(Data excerpts)
-=-=-=-=-

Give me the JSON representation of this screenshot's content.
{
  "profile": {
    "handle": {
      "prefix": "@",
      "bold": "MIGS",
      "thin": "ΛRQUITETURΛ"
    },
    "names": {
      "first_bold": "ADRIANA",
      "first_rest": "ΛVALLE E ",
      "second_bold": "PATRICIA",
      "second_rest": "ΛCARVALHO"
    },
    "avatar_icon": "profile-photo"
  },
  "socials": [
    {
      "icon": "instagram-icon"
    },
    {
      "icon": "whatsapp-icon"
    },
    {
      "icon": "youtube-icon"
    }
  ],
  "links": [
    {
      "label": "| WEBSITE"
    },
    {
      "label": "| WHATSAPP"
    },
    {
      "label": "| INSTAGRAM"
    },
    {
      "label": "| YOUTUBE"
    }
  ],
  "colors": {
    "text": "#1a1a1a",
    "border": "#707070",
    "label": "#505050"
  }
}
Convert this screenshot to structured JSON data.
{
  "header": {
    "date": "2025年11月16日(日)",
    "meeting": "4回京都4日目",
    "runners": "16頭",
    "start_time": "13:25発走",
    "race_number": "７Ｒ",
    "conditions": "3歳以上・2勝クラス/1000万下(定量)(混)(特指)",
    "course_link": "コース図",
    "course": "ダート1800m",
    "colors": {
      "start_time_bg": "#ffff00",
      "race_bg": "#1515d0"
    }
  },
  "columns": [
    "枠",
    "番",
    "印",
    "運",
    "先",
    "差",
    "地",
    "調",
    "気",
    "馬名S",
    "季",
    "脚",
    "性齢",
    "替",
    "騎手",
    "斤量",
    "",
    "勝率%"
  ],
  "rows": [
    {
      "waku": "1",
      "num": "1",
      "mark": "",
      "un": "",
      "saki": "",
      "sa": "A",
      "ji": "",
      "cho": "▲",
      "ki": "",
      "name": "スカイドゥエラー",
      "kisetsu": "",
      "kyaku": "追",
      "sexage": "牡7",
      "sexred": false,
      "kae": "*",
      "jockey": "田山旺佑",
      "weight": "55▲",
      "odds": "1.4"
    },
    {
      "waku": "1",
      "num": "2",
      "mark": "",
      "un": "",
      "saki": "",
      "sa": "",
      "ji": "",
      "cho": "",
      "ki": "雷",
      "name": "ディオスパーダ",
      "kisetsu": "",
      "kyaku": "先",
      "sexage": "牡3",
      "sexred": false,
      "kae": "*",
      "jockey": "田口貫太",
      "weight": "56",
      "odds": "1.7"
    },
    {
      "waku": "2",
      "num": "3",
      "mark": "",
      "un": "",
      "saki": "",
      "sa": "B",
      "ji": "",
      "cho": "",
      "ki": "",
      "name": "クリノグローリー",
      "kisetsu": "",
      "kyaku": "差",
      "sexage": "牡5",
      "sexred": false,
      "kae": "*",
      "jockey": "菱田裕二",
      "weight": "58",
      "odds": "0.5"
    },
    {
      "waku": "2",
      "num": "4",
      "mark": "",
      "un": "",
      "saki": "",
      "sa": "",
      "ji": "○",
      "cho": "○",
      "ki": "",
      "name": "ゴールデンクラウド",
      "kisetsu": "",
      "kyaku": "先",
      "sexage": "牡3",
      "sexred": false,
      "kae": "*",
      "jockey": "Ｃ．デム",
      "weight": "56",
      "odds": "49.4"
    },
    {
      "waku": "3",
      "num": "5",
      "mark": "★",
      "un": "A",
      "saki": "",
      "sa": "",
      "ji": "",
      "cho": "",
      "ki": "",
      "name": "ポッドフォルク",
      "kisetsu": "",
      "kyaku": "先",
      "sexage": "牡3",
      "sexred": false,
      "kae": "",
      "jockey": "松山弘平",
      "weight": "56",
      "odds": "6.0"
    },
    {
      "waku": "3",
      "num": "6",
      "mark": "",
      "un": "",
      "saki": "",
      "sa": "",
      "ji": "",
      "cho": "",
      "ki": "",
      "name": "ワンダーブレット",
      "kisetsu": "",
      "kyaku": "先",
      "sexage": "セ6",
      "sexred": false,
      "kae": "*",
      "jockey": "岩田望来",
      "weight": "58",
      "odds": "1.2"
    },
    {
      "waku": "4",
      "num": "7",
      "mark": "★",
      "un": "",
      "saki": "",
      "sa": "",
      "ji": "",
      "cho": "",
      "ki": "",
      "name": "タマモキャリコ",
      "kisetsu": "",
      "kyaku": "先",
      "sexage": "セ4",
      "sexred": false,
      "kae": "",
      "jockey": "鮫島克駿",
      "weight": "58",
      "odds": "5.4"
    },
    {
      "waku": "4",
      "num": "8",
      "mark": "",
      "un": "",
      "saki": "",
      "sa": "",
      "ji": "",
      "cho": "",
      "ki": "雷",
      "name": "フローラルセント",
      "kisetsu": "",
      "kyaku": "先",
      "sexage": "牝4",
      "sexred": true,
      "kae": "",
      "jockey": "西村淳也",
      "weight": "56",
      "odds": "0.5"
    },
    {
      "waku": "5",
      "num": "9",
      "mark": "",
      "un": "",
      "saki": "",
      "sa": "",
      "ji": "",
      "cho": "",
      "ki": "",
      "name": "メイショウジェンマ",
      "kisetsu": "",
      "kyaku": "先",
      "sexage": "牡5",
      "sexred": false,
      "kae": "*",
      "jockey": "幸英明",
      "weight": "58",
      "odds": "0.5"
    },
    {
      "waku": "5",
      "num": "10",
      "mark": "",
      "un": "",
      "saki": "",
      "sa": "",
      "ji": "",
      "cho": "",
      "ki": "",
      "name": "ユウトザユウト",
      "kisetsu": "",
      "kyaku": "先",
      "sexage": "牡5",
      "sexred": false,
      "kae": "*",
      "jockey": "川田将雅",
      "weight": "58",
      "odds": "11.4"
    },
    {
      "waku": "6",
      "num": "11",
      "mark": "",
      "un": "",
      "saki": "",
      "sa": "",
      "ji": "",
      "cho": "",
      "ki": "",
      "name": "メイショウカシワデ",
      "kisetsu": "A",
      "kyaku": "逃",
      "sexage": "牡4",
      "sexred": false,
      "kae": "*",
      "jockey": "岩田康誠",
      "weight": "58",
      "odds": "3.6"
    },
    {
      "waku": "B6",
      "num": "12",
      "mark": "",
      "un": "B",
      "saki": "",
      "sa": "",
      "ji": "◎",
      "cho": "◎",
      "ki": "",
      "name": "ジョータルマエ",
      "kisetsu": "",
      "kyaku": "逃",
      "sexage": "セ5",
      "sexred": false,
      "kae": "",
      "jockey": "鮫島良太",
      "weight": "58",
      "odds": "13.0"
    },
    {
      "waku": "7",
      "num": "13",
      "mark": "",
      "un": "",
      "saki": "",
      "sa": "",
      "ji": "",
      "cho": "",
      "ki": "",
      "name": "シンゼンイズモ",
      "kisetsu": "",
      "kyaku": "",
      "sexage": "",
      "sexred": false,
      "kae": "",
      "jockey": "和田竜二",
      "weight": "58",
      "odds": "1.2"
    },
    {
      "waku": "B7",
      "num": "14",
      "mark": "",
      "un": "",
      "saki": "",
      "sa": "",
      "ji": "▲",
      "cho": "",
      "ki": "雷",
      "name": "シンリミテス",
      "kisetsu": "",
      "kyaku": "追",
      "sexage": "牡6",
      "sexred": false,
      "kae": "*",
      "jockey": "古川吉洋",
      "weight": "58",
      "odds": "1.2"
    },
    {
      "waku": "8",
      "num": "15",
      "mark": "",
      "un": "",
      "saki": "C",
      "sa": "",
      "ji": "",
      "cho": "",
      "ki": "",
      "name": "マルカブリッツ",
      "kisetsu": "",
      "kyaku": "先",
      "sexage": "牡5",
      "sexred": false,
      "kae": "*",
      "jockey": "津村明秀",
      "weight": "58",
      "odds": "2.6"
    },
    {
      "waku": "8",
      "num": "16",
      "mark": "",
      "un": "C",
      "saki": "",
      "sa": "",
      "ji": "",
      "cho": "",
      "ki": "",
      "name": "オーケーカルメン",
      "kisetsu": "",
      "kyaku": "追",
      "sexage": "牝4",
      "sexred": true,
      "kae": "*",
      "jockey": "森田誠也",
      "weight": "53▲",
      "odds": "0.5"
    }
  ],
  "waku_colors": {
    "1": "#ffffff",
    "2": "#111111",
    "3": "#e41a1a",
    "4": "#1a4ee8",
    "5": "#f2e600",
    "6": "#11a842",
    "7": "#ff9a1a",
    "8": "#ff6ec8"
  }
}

-=-=-=-=-

Problem requirements ▸ State how many lines in the records above contain the word "screenshot", giving only the number.

Complete answer ▸ 2